_Consegna A:_ Nel brano sui busi di Avesa, chi ha raccolto tutti i roccioni di Avesa in una guida?
_Consegna B:_ Prosegui il brano sui busi di Avesa dopo la frase «Però qualche notizia, un po’ più personale, te la voglio dare.»

_Brano fornito:_
D’altronde sono anni che valuto la sensibilità dei miei allievi (tu li chiami amici di lavoro) chiedendo se riescono a scorgere il fossile di conchiglia in cima alla classicissima via dei busi. Mancavano solo le onde del Vignola per chiudere il cerchio.

Ma quale è la storia dei busi di Avesa?

É una storia raccontata in maniera completa dal buon Beppe Pighi, che ha raggruppato tutti i roccioni di Avesa in una guidina deliziosa, da collezionisti intenditori, che ti consiglio di leggere. La puoi trovare nella nostra taverna assieme alle mappe dei posti che abbiamo esplorato con la mamma e del sentiero che avevo aperto per te durante il Covid. 

Però qualche notizia, un po’ più personale, te la voglio dare.

_Estratti elenco:_
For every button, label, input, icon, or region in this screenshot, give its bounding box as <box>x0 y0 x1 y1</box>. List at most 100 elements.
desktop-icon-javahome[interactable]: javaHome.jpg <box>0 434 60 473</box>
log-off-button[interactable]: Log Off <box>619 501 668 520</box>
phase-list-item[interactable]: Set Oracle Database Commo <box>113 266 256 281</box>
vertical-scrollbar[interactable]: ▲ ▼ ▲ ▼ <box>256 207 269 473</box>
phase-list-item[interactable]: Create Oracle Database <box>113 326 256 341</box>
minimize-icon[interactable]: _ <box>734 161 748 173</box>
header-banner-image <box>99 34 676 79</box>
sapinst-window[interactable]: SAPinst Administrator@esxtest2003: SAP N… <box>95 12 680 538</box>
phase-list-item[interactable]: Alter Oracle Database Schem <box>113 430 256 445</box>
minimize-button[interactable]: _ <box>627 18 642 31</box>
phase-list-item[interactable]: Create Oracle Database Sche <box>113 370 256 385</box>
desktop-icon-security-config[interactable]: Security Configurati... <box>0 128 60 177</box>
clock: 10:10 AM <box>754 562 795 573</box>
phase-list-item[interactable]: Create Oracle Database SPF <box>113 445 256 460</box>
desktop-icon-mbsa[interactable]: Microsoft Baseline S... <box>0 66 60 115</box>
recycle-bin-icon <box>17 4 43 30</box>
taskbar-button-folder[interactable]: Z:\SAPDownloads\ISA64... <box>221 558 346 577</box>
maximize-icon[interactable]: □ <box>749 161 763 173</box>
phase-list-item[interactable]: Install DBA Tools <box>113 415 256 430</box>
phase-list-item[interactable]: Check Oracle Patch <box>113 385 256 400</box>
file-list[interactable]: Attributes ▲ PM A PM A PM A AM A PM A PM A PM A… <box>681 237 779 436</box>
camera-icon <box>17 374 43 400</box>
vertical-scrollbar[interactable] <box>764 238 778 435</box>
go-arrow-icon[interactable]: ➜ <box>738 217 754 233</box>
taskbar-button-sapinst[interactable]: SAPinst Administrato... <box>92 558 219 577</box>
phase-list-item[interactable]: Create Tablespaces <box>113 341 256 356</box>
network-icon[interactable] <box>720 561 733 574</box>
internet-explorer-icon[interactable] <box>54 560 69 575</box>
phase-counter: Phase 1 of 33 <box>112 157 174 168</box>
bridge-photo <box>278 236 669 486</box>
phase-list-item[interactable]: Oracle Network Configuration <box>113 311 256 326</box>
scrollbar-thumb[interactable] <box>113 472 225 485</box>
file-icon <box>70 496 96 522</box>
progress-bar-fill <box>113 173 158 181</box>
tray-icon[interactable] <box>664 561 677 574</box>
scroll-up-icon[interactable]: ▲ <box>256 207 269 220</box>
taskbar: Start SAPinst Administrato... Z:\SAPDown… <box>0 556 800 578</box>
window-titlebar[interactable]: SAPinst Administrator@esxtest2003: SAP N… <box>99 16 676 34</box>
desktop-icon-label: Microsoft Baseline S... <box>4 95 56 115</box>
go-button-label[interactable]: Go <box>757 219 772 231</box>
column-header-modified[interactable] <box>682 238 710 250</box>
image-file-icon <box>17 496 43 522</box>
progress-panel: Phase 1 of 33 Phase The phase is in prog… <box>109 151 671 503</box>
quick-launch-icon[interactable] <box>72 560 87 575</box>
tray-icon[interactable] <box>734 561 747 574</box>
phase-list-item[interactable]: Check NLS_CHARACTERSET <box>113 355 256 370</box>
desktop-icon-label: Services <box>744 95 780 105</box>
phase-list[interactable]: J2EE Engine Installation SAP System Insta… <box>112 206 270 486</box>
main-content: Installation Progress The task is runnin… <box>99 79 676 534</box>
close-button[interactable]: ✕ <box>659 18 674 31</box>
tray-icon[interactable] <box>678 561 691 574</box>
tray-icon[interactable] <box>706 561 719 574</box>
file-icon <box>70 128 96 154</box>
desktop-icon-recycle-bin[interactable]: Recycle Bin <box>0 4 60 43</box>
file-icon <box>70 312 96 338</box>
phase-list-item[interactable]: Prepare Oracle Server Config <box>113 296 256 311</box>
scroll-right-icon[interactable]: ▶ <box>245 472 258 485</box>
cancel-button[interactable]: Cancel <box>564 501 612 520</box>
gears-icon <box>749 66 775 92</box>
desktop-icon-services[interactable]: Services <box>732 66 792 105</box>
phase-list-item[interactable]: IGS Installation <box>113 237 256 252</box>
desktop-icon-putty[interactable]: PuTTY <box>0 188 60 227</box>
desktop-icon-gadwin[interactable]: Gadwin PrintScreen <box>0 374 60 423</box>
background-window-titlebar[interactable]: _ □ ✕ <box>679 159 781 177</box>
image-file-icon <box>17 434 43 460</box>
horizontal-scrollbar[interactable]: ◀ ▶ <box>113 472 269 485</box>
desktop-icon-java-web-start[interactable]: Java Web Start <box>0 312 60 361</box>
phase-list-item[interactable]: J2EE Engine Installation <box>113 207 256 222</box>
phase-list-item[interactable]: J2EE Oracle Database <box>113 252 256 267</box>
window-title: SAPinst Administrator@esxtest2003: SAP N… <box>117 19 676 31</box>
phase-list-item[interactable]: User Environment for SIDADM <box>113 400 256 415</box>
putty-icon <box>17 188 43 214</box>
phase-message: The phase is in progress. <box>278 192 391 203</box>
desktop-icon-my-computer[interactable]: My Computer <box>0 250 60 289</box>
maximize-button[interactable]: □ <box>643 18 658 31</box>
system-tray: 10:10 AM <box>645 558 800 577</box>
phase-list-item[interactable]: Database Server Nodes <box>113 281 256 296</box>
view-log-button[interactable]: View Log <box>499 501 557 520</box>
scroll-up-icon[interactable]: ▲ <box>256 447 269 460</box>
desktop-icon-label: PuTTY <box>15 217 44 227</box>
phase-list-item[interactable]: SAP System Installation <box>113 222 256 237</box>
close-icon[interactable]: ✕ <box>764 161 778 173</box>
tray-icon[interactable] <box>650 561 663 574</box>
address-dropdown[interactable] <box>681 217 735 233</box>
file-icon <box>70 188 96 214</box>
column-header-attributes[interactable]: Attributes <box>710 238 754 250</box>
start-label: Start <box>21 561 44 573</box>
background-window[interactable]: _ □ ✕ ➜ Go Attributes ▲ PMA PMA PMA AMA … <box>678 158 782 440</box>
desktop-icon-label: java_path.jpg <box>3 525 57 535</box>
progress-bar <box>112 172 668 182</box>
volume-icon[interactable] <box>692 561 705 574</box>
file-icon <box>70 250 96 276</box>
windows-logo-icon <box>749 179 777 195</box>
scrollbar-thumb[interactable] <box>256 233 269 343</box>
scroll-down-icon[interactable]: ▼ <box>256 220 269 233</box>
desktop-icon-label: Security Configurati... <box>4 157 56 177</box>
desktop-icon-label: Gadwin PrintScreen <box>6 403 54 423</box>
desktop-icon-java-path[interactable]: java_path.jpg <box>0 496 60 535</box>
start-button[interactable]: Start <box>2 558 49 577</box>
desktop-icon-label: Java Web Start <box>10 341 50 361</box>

_Esito esercizio A:_ Beppe Pighi.

_Esito esercizio B:_
Siamo certi della comparsa di alcuni boulderisti molto forti nel periodo dell’uomo di Neandertal: si racconta che per raggiungere la sommità del loro riparo preistorico “i Pighi”, così si chiamavano le popolazioni autoctone, avessero effettuato le prime ascensioni della via dei Busi, in libera e senza scarpette.

Alla fine degli anni ‘70 i discendenti dei Pighi misero in moto anche ai Busi lo storico movimento di scissione dagli alpinisti e cominciarono il “gioco arrampicata”. 

Alcuni di loro, tra cui Stefano Tedeschi, sono rimasti attaccati alla parete da quegli anni e continuano a ruotare in senso orario, e con moto perenne, attorno al fossile centrale disegnando un cerchio del diametro di dieci metri.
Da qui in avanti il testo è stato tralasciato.